What is being asked - Give all of the lines again, with nothing added or dropped.

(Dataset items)
* * * * * * *

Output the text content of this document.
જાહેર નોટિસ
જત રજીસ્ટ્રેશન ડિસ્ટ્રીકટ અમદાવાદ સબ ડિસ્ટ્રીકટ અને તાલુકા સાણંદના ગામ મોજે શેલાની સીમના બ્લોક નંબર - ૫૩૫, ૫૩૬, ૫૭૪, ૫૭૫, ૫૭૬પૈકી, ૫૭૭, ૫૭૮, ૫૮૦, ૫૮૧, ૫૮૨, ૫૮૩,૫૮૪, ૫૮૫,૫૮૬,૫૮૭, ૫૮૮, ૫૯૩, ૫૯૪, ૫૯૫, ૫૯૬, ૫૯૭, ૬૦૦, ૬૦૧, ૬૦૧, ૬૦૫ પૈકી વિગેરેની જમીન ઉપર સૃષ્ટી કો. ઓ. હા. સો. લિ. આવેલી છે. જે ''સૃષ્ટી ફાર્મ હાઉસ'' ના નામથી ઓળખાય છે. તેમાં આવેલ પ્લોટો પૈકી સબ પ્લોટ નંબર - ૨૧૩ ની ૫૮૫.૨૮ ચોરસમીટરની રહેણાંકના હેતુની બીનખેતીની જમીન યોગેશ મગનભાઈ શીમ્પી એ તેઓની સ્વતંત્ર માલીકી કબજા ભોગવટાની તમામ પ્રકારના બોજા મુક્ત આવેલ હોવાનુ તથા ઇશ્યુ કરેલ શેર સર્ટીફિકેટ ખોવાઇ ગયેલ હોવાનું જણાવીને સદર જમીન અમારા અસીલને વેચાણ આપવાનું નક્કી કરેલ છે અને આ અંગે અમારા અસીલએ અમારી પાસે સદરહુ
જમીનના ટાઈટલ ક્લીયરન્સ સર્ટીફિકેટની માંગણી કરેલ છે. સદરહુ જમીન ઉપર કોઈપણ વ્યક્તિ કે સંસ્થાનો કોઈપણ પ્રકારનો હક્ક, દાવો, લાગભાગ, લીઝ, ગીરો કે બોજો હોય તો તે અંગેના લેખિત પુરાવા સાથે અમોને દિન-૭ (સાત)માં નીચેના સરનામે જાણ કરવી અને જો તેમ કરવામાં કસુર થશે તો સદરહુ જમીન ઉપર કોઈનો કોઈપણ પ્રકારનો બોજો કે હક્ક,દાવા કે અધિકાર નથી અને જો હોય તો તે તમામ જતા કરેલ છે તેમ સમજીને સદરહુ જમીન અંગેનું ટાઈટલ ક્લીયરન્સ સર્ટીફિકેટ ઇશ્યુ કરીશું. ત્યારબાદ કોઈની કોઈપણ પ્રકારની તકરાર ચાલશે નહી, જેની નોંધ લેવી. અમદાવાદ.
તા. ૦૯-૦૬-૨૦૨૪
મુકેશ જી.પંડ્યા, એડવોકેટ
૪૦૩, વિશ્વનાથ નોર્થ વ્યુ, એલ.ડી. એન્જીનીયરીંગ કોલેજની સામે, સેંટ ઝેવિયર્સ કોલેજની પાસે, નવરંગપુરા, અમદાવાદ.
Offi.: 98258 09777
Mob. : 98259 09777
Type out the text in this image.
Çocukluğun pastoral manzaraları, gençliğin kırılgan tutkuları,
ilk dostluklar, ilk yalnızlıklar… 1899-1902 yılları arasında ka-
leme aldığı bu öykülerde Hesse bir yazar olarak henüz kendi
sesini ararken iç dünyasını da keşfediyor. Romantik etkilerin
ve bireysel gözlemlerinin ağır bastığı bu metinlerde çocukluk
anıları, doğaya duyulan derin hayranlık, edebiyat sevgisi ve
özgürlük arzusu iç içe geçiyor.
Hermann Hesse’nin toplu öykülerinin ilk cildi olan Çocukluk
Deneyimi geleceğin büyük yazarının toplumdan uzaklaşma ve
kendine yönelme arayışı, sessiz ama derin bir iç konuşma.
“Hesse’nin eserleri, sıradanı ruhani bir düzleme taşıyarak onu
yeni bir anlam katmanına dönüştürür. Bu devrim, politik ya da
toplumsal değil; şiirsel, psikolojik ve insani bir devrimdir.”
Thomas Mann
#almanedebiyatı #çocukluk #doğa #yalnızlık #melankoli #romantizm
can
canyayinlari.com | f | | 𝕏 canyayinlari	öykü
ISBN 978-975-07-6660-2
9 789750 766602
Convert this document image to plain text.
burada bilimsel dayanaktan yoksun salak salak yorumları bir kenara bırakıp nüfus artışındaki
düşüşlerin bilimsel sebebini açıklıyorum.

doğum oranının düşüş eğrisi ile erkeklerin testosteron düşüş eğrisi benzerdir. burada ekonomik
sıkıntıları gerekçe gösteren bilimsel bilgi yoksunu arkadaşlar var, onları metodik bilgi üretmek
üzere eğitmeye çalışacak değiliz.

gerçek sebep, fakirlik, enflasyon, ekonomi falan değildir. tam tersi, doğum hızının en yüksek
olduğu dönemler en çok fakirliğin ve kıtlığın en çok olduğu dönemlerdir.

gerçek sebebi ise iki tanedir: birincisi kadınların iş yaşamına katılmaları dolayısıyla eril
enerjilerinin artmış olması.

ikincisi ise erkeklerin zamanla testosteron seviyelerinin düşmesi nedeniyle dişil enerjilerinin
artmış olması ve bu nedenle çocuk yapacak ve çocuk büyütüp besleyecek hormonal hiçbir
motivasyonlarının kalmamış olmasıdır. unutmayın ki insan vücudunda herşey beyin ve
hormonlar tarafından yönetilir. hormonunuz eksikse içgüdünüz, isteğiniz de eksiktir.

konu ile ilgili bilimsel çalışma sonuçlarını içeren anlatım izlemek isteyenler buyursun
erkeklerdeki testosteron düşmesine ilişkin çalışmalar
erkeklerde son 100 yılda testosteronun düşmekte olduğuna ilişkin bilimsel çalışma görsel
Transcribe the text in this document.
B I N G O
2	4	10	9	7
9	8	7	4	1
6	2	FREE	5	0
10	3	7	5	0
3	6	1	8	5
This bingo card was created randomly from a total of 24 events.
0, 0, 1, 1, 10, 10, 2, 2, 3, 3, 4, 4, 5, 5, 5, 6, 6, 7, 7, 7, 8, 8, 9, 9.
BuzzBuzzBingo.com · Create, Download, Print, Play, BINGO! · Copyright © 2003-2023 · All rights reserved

* * * * * * *

Output below -
Output the text content of this document.
જાહેર નોટિસ
જત રજીસ્ટ્રેશન ડિસ્ટ્રીકટ અમદાવાદ સબ ડિસ્ટ્રીકટ અને તાલુકા સાણંદના ગામ મોજે શેલાની સીમના બ્લોક નંબર - ૫૩૫, ૫૩૬, ૫૭૪, ૫૭૫, ૫૭૬પૈકી, ૫૭૭, ૫૭૮, ૫૮૦, ૫૮૧, ૫૮૨, ૫૮૩,૫૮૪, ૫૮૫,૫૮૬,૫૮૭, ૫૮૮, ૫૯૩, ૫૯૪, ૫૯૫, ૫૯૬, ૫૯૭, ૬૦૦, ૬૦૧, ૬૦૧, ૬૦૫ પૈકી વિગેરેની જમીન ઉપર સૃષ્ટી કો. ઓ. હા. સો. લિ. આવેલી છે. જે ''સૃષ્ટી ફાર્મ હાઉસ'' ના નામથી ઓળખાય છે. તેમાં આવેલ પ્લોટો પૈકી સબ પ્લોટ નંબર - ૨૧૩ ની ૫૮૫.૨૮ ચોરસમીટરની રહેણાંકના હેતુની બીનખેતીની જમીન યોગેશ મગનભાઈ શીમ્પી એ તેઓની સ્વતંત્ર માલીકી કબજા ભોગવટાની તમામ પ્રકારના બોજા મુક્ત આવેલ હોવાનુ તથા ઇશ્યુ કરેલ શેર સર્ટીફિકેટ ખોવાઇ ગયેલ હોવાનું જણાવીને સદર જમીન અમારા અસીલને વેચાણ આપવાનું નક્કી કરેલ છે અને આ અંગે અમારા અસીલએ અમારી પાસે સદરહુ
જમીનના ટાઈટલ ક્લીયરન્સ સર્ટીફિકેટની માંગણી કરેલ છે. સદરહુ જમીન ઉપર કોઈપણ વ્યક્તિ કે સંસ્થાનો કોઈપણ પ્રકારનો હક્ક, દાવો, લાગભાગ, લીઝ, ગીરો કે બોજો હોય તો તે અંગેના લેખિત પુરાવા સાથે અમોને દિન-૭ (સાત)માં નીચેના સરનામે જાણ કરવી અને જો તેમ કરવામાં કસુર થશે તો સદરહુ જમીન ઉપર કોઈનો કોઈપણ પ્રકારનો બોજો કે હક્ક,દાવા કે અધિકાર નથી અને જો હોય તો તે તમામ જતા કરેલ છે તેમ સમજીને સદરહુ જમીન અંગેનું ટાઈટલ ક્લીયરન્સ સર્ટીફિકેટ ઇશ્યુ કરીશું. ત્યારબાદ કોઈની કોઈપણ પ્રકારની તકરાર ચાલશે નહી, જેની નોંધ લેવી. અમદાવાદ.
તા. ૦૯-૦૬-૨૦૨૪
મુકેશ જી.પંડ્યા, એડવોકેટ
૪૦૩, વિશ્વનાથ નોર્થ વ્યુ, એલ.ડી. એન્જીનીયરીંગ કોલેજની સામે, સેંટ ઝેવિયર્સ કોલેજની પાસે, નવરંગપુરા, અમદાવાદ.
Offi.: 98258 09777
Mob. : 98259 09777
Type out the text in this image.
Çocukluğun pastoral manzaraları, gençliğin kırılgan tutkuları,
ilk dostluklar, ilk yalnızlıklar… 1899-1902 yılları arasında ka-
leme aldığı bu öykülerde Hesse bir yazar olarak henüz kendi
sesini ararken iç dünyasını da keşfediyor. Romantik etkilerin
ve bireysel gözlemlerinin ağır bastığı bu metinlerde çocukluk
anıları, doğaya duyulan derin hayranlık, edebiyat sevgisi ve
özgürlük arzusu iç içe geçiyor.
Hermann Hesse’nin toplu öykülerinin ilk cildi olan Çocukluk
Deneyimi geleceğin büyük yazarının toplumdan uzaklaşma ve
kendine yönelme arayışı, sessiz ama derin bir iç konuşma.
“Hesse’nin eserleri, sıradanı ruhani bir düzleme taşıyarak onu
yeni bir anlam katmanına dönüştürür. Bu devrim, politik ya da
toplumsal değil; şiirsel, psikolojik ve insani bir devrimdir.”
Thomas Mann
#almanedebiyatı #çocukluk #doğa #yalnızlık #melankoli #romantizm
can
canyayinlari.com | f | | 𝕏 canyayinlari	öykü
ISBN 978-975-07-6660-2
9 789750 766602
Convert this document image to plain text.
burada bilimsel dayanaktan yoksun salak salak yorumları bir kenara bırakıp nüfus artışındaki
düşüşlerin bilimsel sebebini açıklıyorum.

doğum oranının düşüş eğrisi ile erkeklerin testosteron düşüş eğrisi benzerdir. burada ekonomik
sıkıntıları gerekçe gösteren bilimsel bilgi yoksunu arkadaşlar var, onları metodik bilgi üretmek
üzere eğitmeye çalışacak değiliz.

gerçek sebep, fakirlik, enflasyon, ekonomi falan değildir. tam tersi, doğum hızının en yüksek
olduğu dönemler en çok fakirliğin ve kıtlığın en çok olduğu dönemlerdir.

gerçek sebebi ise iki tanedir: birincisi kadınların iş yaşamına katılmaları dolayısıyla eril
enerjilerinin artmış olması.

ikincisi ise erkeklerin zamanla testosteron seviyelerinin düşmesi nedeniyle dişil enerjilerinin
artmış olması ve bu nedenle çocuk yapacak ve çocuk büyütüp besleyecek hormonal hiçbir
motivasyonlarının kalmamış olmasıdır. unutmayın ki insan vücudunda herşey beyin ve
hormonlar tarafından yönetilir. hormonunuz eksikse içgüdünüz, isteğiniz de eksiktir.

konu ile ilgili bilimsel çalışma sonuçlarını içeren anlatım izlemek isteyenler buyursun
erkeklerdeki testosteron düşmesine ilişkin çalışmalar
erkeklerde son 100 yılda testosteronun düşmekte olduğuna ilişkin bilimsel çalışma görsel
Transcribe the text in this document.
B I N G O
2	4	10	9	7
9	8	7	4	1
6	2	FREE	5	0
10	3	7	5	0
3	6	1	8	5
This bingo card was created randomly from a total of 24 events.
0, 0, 1, 1, 10, 10, 2, 2, 3, 3, 4, 4, 5, 5, 5, 6, 6, 7, 7, 7, 8, 8, 9, 9.
BuzzBuzzBingo.com · Create, Download, Print, Play, BINGO! · Copyright © 2003-2023 · All rights reserved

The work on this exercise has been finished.